(Stored data entries)
====================
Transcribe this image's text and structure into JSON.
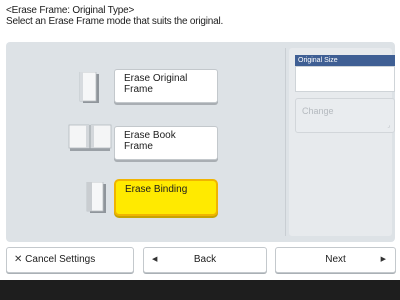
{
  "header": {
    "title": "<Erase Frame: Original Type>",
    "instruction": "Select an Erase Frame mode that suits the original."
  },
  "modes": [
    {
      "label_line1": "Erase Original",
      "label_line2": "Frame",
      "selected": false
    },
    {
      "label_line1": "Erase Book",
      "label_line2": "Frame",
      "selected": false
    },
    {
      "label_line1": "Erase Binding",
      "label_line2": "",
      "selected": true
    }
  ],
  "original_size": {
    "label": "Original Size",
    "value": "",
    "change_label": "Change"
  },
  "footer": {
    "cancel_label": "Cancel Settings",
    "back_label": "Back",
    "next_label": "Next"
  },
  "icons": {
    "cancel": "close-icon",
    "back": "arrow-left-icon",
    "next": "arrow-right-icon"
  },
  "colors": {
    "selected_fill": "#ffea00",
    "selected_border": "#f0b400",
    "panel": "#dde2e6",
    "label_bar": "#3f5f94",
    "bottom_bar": "#1e1e1e"
  }
}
====================
* _What you have to do_: Your answer should be a single number: the count of lines in the material above that contain "Frame".

* _Solution_: 4